Extracted data entries:
◆ ◆ ◆

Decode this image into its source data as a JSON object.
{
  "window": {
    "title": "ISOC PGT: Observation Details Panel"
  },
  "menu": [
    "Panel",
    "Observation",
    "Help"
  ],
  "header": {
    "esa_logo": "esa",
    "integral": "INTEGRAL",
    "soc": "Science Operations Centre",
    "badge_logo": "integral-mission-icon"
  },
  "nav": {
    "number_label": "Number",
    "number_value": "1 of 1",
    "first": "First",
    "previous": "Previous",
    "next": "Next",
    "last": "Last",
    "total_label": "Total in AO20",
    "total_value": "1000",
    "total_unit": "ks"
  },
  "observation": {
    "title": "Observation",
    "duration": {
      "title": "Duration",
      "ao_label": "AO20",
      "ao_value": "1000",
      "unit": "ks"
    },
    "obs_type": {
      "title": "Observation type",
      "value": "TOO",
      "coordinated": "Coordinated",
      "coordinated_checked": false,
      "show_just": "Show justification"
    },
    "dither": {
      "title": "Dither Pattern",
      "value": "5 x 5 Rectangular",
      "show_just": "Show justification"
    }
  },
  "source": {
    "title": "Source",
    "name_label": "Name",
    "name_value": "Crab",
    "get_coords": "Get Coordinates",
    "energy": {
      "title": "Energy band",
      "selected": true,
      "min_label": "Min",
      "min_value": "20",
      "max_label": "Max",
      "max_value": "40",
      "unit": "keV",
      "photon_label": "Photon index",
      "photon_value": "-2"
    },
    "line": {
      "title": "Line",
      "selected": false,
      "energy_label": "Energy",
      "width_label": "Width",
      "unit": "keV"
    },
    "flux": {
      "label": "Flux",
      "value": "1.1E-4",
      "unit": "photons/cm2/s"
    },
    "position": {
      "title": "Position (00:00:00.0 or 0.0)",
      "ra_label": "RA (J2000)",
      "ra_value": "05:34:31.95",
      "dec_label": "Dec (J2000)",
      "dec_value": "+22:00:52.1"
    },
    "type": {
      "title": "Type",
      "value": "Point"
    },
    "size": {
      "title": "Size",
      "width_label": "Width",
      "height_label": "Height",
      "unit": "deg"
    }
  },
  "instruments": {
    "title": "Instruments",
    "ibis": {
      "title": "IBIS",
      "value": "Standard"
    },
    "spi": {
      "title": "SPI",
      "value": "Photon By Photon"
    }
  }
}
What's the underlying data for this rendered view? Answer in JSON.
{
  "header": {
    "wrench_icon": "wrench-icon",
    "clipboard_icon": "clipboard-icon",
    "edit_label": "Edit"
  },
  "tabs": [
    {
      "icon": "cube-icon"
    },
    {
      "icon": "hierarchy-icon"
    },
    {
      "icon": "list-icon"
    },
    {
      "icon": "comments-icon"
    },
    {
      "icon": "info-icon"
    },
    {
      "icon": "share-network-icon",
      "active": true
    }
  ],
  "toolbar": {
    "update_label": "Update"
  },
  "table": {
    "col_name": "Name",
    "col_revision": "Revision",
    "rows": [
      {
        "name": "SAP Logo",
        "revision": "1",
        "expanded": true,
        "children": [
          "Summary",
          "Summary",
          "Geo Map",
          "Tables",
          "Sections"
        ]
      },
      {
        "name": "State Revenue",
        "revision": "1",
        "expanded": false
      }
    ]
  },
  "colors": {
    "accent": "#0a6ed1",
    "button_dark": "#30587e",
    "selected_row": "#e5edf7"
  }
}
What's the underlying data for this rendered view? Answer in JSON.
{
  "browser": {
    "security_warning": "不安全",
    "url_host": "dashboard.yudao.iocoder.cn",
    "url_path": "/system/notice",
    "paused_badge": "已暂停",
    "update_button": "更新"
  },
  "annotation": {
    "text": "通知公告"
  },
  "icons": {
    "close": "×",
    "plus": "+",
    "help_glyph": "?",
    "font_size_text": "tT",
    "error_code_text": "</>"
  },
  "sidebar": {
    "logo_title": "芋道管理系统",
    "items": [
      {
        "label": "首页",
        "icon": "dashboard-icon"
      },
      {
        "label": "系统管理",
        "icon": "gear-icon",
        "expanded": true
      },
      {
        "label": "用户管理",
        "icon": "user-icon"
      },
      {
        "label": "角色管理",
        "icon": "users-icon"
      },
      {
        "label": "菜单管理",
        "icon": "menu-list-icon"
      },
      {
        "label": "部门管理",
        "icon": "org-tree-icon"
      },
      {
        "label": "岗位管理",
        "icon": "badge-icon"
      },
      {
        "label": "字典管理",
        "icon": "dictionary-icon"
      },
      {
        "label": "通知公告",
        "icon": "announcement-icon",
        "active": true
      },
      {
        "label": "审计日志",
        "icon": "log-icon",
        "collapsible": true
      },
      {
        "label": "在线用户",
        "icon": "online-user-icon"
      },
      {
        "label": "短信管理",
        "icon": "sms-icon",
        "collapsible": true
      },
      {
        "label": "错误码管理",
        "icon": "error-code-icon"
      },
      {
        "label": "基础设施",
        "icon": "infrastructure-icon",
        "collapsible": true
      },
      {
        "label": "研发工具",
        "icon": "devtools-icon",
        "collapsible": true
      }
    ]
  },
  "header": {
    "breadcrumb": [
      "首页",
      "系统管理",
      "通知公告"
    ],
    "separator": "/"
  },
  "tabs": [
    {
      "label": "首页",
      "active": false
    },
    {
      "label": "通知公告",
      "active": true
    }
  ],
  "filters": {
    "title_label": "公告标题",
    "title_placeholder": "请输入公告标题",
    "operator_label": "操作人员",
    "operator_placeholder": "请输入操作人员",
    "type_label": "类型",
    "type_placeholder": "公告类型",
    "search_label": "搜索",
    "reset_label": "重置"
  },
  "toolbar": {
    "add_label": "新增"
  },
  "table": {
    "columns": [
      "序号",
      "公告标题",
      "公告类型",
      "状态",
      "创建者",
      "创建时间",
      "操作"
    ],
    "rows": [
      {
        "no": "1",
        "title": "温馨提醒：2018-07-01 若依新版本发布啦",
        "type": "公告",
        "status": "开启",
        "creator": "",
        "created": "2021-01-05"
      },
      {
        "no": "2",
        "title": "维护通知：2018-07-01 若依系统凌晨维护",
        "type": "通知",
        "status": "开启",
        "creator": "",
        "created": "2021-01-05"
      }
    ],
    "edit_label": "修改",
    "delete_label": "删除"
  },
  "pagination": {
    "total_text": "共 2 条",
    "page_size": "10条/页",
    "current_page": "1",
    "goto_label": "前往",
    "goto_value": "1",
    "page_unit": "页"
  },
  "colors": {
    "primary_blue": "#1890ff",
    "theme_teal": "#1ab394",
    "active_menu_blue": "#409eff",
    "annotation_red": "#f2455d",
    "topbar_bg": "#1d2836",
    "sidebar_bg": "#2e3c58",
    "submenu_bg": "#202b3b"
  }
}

◆ ◆ ◆

▶ WHAT YOU NEED TO DO:
Set all of the entries down again, exactly as they were given.

▶ RESPONSE TO THE EXERCISE:
Decode this image into its source data as a JSON object.
{
  "window": {
    "title": "ISOC PGT: Observation Details Panel"
  },
  "menu": [
    "Panel",
    "Observation",
    "Help"
  ],
  "header": {
    "esa_logo": "esa",
    "integral": "INTEGRAL",
    "soc": "Science Operations Centre",
    "badge_logo": "integral-mission-icon"
  },
  "nav": {
    "number_label": "Number",
    "number_value": "1 of 1",
    "first": "First",
    "previous": "Previous",
    "next": "Next",
    "last": "Last",
    "total_label": "Total in AO20",
    "total_value": "1000",
    "total_unit": "ks"
  },
  "observation": {
    "title": "Observation",
    "duration": {
      "title": "Duration",
      "ao_label": "AO20",
      "ao_value": "1000",
      "unit": "ks"
    },
    "obs_type": {
      "title": "Observation type",
      "value": "TOO",
      "coordinated": "Coordinated",
      "coordinated_checked": false,
      "show_just": "Show justification"
    },
    "dither": {
      "title": "Dither Pattern",
      "value": "5 x 5 Rectangular",
      "show_just": "Show justification"
    }
  },
  "source": {
    "title": "Source",
    "name_label": "Name",
    "name_value": "Crab",
    "get_coords": "Get Coordinates",
    "energy": {
      "title": "Energy band",
      "selected": true,
      "min_label": "Min",
      "min_value": "20",
      "max_label": "Max",
      "max_value": "40",
      "unit": "keV",
      "photon_label": "Photon index",
      "photon_value": "-2"
    },
    "line": {
      "title": "Line",
      "selected": false,
      "energy_label": "Energy",
      "width_label": "Width",
      "unit": "keV"
    },
    "flux": {
      "label": "Flux",
      "value": "1.1E-4",
      "unit": "photons/cm2/s"
    },
    "position": {
      "title": "Position (00:00:00.0 or 0.0)",
      "ra_label": "RA (J2000)",
      "ra_value": "05:34:31.95",
      "dec_label": "Dec (J2000)",
      "dec_value": "+22:00:52.1"
    },
    "type": {
      "title": "Type",
      "value": "Point"
    },
    "size": {
      "title": "Size",
      "width_label": "Width",
      "height_label": "Height",
      "unit": "deg"
    }
  },
  "instruments": {
    "title": "Instruments",
    "ibis": {
      "title": "IBIS",
      "value": "Standard"
    },
    "spi": {
      "title": "SPI",
      "value": "Photon By Photon"
    }
  }
}
What's the underlying data for this rendered view? Answer in JSON.
{
  "header": {
    "wrench_icon": "wrench-icon",
    "clipboard_icon": "clipboard-icon",
    "edit_label": "Edit"
  },
  "tabs": [
    {
      "icon": "cube-icon"
    },
    {
      "icon": "hierarchy-icon"
    },
    {
      "icon": "list-icon"
    },
    {
      "icon": "comments-icon"
    },
    {
      "icon": "info-icon"
    },
    {
      "icon": "share-network-icon",
      "active": true
    }
  ],
  "toolbar": {
    "update_label": "Update"
  },
  "table": {
    "col_name": "Name",
    "col_revision": "Revision",
    "rows": [
      {
        "name": "SAP Logo",
        "revision": "1",
        "expanded": true,
        "children": [
          "Summary",
          "Summary",
          "Geo Map",
          "Tables",
          "Sections"
        ]
      },
      {
        "name": "State Revenue",
        "revision": "1",
        "expanded": false
      }
    ]
  },
  "colors": {
    "accent": "#0a6ed1",
    "button_dark": "#30587e",
    "selected_row": "#e5edf7"
  }
}
What's the underlying data for this rendered view? Answer in JSON.
{
  "browser": {
    "security_warning": "不安全",
    "url_host": "dashboard.yudao.iocoder.cn",
    "url_path": "/system/notice",
    "paused_badge": "已暂停",
    "update_button": "更新"
  },
  "annotation": {
    "text": "通知公告"
  },
  "icons": {
    "close": "×",
    "plus": "+",
    "help_glyph": "?",
    "font_size_text": "tT",
    "error_code_text": "</>"
  },
  "sidebar": {
    "logo_title": "芋道管理系统",
    "items": [
      {
        "label": "首页",
        "icon": "dashboard-icon"
      },
      {
        "label": "系统管理",
        "icon": "gear-icon",
        "expanded": true
      },
      {
        "label": "用户管理",
        "icon": "user-icon"
      },
      {
        "label": "角色管理",
        "icon": "users-icon"
      },
      {
        "label": "菜单管理",
        "icon": "menu-list-icon"
      },
      {
        "label": "部门管理",
        "icon": "org-tree-icon"
      },
      {
        "label": "岗位管理",
        "icon": "badge-icon"
      },
      {
        "label": "字典管理",
        "icon": "dictionary-icon"
      },
      {
        "label": "通知公告",
        "icon": "announcement-icon",
        "active": true
      },
      {
        "label": "审计日志",
        "icon": "log-icon",
        "collapsible": true
      },
      {
        "label": "在线用户",
        "icon": "online-user-icon"
      },
      {
        "label": "短信管理",
        "icon": "sms-icon",
        "collapsible": true
      },
      {
        "label": "错误码管理",
        "icon": "error-code-icon"
      },
      {
        "label": "基础设施",
        "icon": "infrastructure-icon",
        "collapsible": true
      },
      {
        "label": "研发工具",
        "icon": "devtools-icon",
        "collapsible": true
      }
    ]
  },
  "header": {
    "breadcrumb": [
      "首页",
      "系统管理",
      "通知公告"
    ],
    "separator": "/"
  },
  "tabs": [
    {
      "label": "首页",
      "active": false
    },
    {
      "label": "通知公告",
      "active": true
    }
  ],
  "filters": {
    "title_label": "公告标题",
    "title_placeholder": "请输入公告标题",
    "operator_label": "操作人员",
    "operator_placeholder": "请输入操作人员",
    "type_label": "类型",
    "type_placeholder": "公告类型",
    "search_label": "搜索",
    "reset_label": "重置"
  },
  "toolbar": {
    "add_label": "新增"
  },
  "table": {
    "columns": [
      "序号",
      "公告标题",
      "公告类型",
      "状态",
      "创建者",
      "创建时间",
      "操作"
    ],
    "rows": [
      {
        "no": "1",
        "title": "温馨提醒：2018-07-01 若依新版本发布啦",
        "type": "公告",
        "status": "开启",
        "creator": "",
        "created": "2021-01-05"
      },
      {
        "no": "2",
        "title": "维护通知：2018-07-01 若依系统凌晨维护",
        "type": "通知",
        "status": "开启",
        "creator": "",
        "created": "2021-01-05"
      }
    ],
    "edit_label": "修改",
    "delete_label": "删除"
  },
  "pagination": {
    "total_text": "共 2 条",
    "page_size": "10条/页",
    "current_page": "1",
    "goto_label": "前往",
    "goto_value": "1",
    "page_unit": "页"
  },
  "colors": {
    "primary_blue": "#1890ff",
    "theme_teal": "#1ab394",
    "active_menu_blue": "#409eff",
    "annotation_red": "#f2455d",
    "topbar_bg": "#1d2836",
    "sidebar_bg": "#2e3c58",
    "submenu_bg": "#202b3b"
  }
}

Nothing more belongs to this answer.